** Task objective **
Search the data below for "TopMeteo"; list each line that holds it.

Stored data entries
______________________________

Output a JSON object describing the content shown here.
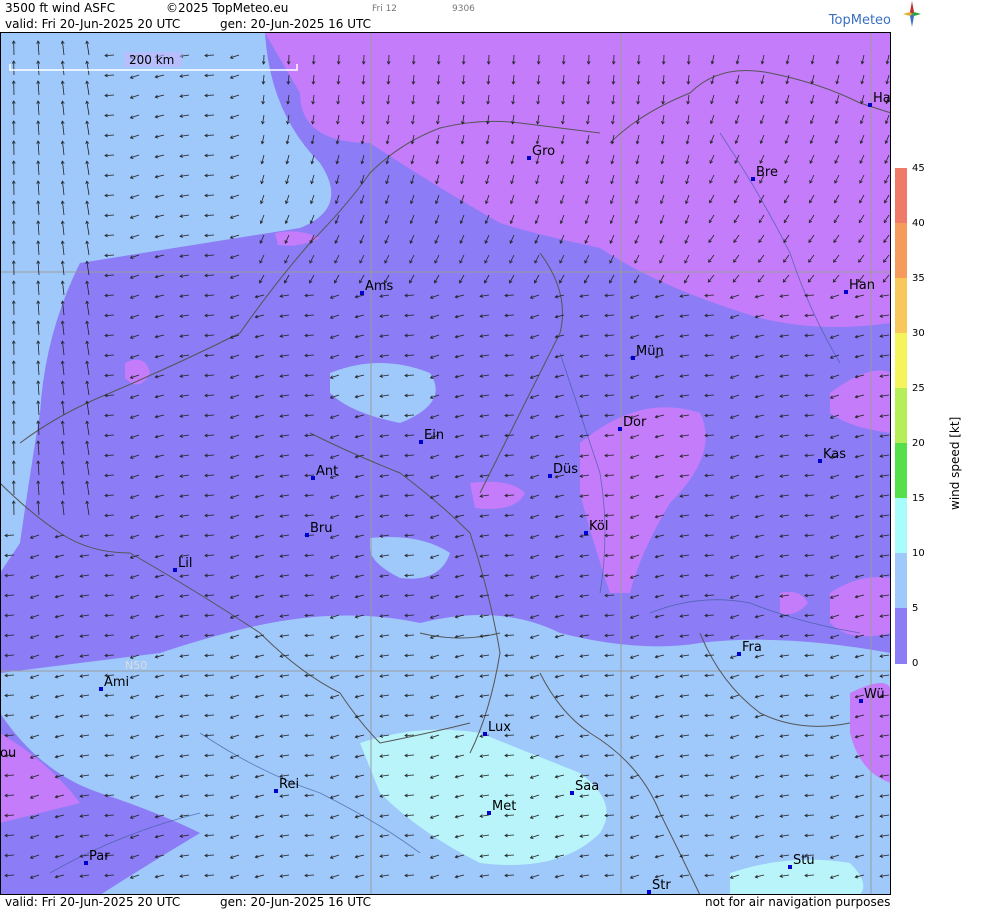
{
  "header": {
    "product": "3500 ft wind ASFC",
    "copyright": "©2025 TopMeteo.eu",
    "slot": "Fri 12",
    "code": "9306",
    "valid": "valid:  Fri  20-Jun-2025  20 UTC",
    "gen": "gen: 20-Jun-2025 16 UTC",
    "brand": "TopMeteo"
  },
  "footer": {
    "valid": "valid:  Fri  20-Jun-2025  20 UTC",
    "gen": "gen: 20-Jun-2025 16 UTC",
    "disclaimer": "not for air navigation purposes"
  },
  "map": {
    "scale_label": "200 km",
    "lat_label": "N50",
    "cities": [
      {
        "name": "Ha"
      },
      {
        "name": "Gro"
      },
      {
        "name": "Bre"
      },
      {
        "name": "Ams"
      },
      {
        "name": "Han"
      },
      {
        "name": "Mün"
      },
      {
        "name": "Dor"
      },
      {
        "name": "Ein"
      },
      {
        "name": "Kas"
      },
      {
        "name": "Ant"
      },
      {
        "name": "Düs"
      },
      {
        "name": "Bru"
      },
      {
        "name": "Köl"
      },
      {
        "name": "Lil"
      },
      {
        "name": "Fra"
      },
      {
        "name": "Ami"
      },
      {
        "name": "Wü"
      },
      {
        "name": "Lux"
      },
      {
        "name": "ou"
      },
      {
        "name": "Rei"
      },
      {
        "name": "Saa"
      },
      {
        "name": "Met"
      },
      {
        "name": "Par"
      },
      {
        "name": "Stu"
      },
      {
        "name": "Str"
      }
    ],
    "wind_direction": "from east / southeast (arrows pointing west)",
    "field_levels": {
      "northeast_kt": "0-5",
      "center_kt": "5-10",
      "southwest_kt": "10-15",
      "southeast_core_kt": "15-20"
    }
  },
  "colorbar": {
    "title": "wind  speed  [kt]",
    "ticks": [
      "45",
      "40",
      "35",
      "30",
      "25",
      "20",
      "15",
      "10",
      "5",
      "0"
    ],
    "colors": [
      "#f07a68",
      "#f59b5c",
      "#f8c95a",
      "#f6f45c",
      "#b6ee57",
      "#55e04b",
      "#a8fcfc",
      "#9fc8fb",
      "#8c7cf6",
      "#c47cfa"
    ]
  }
}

______________________________

** Answer for this exercise **
    "copyright": "©2025 TopMeteo.eu",
    "brand": "TopMeteo"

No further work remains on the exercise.